>>>

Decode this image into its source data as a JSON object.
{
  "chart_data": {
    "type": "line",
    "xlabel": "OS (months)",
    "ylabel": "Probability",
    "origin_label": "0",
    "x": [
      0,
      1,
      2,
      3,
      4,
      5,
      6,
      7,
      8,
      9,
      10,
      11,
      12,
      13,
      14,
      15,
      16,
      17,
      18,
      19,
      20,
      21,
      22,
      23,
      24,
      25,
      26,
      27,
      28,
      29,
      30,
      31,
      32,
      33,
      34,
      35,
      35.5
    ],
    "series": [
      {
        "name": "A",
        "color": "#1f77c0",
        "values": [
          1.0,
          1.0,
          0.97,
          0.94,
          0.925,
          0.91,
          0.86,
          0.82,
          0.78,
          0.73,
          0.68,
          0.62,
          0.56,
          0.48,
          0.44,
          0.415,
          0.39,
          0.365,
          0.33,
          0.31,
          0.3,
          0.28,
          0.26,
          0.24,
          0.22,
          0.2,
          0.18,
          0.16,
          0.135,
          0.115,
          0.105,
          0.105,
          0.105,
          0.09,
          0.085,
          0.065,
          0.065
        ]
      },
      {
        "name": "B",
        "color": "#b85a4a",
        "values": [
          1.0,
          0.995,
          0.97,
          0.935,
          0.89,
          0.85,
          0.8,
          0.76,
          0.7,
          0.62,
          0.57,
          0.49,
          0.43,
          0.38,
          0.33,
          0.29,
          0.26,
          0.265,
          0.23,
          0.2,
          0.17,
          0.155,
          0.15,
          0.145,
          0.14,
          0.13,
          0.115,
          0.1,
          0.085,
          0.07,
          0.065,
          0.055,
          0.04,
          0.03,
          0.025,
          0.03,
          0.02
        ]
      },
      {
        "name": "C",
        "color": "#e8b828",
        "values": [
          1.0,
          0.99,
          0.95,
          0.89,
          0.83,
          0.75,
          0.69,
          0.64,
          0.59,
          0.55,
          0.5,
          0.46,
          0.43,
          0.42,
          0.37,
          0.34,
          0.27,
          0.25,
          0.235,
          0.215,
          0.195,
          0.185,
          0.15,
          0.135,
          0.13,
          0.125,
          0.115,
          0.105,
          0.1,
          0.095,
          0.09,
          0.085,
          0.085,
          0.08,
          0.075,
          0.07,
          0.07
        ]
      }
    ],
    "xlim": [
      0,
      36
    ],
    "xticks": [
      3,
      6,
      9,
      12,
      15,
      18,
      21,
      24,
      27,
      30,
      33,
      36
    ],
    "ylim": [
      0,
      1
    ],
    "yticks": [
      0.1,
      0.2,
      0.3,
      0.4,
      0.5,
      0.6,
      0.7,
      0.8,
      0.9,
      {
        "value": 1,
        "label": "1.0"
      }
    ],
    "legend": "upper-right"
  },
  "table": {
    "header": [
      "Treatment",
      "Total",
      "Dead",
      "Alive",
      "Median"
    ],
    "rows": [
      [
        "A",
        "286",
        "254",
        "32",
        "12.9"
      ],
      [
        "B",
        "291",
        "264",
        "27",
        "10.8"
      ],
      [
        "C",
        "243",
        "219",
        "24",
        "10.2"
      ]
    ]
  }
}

<<<

_SHORT PROBLEM:_
Write each line above out exactly.

_EXERCISE ANSWER:_
Decode this image into its source data as a JSON object.
{
  "chart_data": {
    "type": "line",
    "xlabel": "OS (months)",
    "ylabel": "Probability",
    "origin_label": "0",
    "x": [
      0,
      1,
      2,
      3,
      4,
      5,
      6,
      7,
      8,
      9,
      10,
      11,
      12,
      13,
      14,
      15,
      16,
      17,
      18,
      19,
      20,
      21,
      22,
      23,
      24,
      25,
      26,
      27,
      28,
      29,
      30,
      31,
      32,
      33,
      34,
      35,
      35.5
    ],
    "series": [
      {
        "name": "A",
        "color": "#1f77c0",
        "values": [
          1.0,
          1.0,
          0.97,
          0.94,
          0.925,
          0.91,
          0.86,
          0.82,
          0.78,
          0.73,
          0.68,
          0.62,
          0.56,
          0.48,
          0.44,
          0.415,
          0.39,
          0.365,
          0.33,
          0.31,
          0.3,
          0.28,
          0.26,
          0.24,
          0.22,
          0.2,
          0.18,
          0.16,
          0.135,
          0.115,
          0.105,
          0.105,
          0.105,
          0.09,
          0.085,
          0.065,
          0.065
        ]
      },
      {
        "name": "B",
        "color": "#b85a4a",
        "values": [
          1.0,
          0.995,
          0.97,
          0.935,
          0.89,
          0.85,
          0.8,
          0.76,
          0.7,
          0.62,
          0.57,
          0.49,
          0.43,
          0.38,
          0.33,
          0.29,
          0.26,
          0.265,
          0.23,
          0.2,
          0.17,
          0.155,
          0.15,
          0.145,
          0.14,
          0.13,
          0.115,
          0.1,
          0.085,
          0.07,
          0.065,
          0.055,
          0.04,
          0.03,
          0.025,
          0.03,
          0.02
        ]
      },
      {
        "name": "C",
        "color": "#e8b828",
        "values": [
          1.0,
          0.99,
          0.95,
          0.89,
          0.83,
          0.75,
          0.69,
          0.64,
          0.59,
          0.55,
          0.5,
          0.46,
          0.43,
          0.42,
          0.37,
          0.34,
          0.27,
          0.25,
          0.235,
          0.215,
          0.195,
          0.185,
          0.15,
          0.135,
          0.13,
          0.125,
          0.115,
          0.105,
          0.1,
          0.095,
          0.09,
          0.085,
          0.085,
          0.08,
          0.075,
          0.07,
          0.07
        ]
      }
    ],
    "xlim": [
      0,
      36
    ],
    "xticks": [
      3,
      6,
      9,
      12,
      15,
      18,
      21,
      24,
      27,
      30,
      33,
      36
    ],
    "ylim": [
      0,
      1
    ],
    "yticks": [
      0.1,
      0.2,
      0.3,
      0.4,
      0.5,
      0.6,
      0.7,
      0.8,
      0.9,
      {
        "value": 1,
        "label": "1.0"
      }
    ],
    "legend": "upper-right"
  },
  "table": {
    "header": [
      "Treatment",
      "Total",
      "Dead",
      "Alive",
      "Median"
    ],
    "rows": [
      [
        "A",
        "286",
        "254",
        "32",
        "12.9"
      ],
      [
        "B",
        "291",
        "264",
        "27",
        "10.8"
      ],
      [
        "C",
        "243",
        "219",
        "24",
        "10.2"
      ]
    ]
  }
}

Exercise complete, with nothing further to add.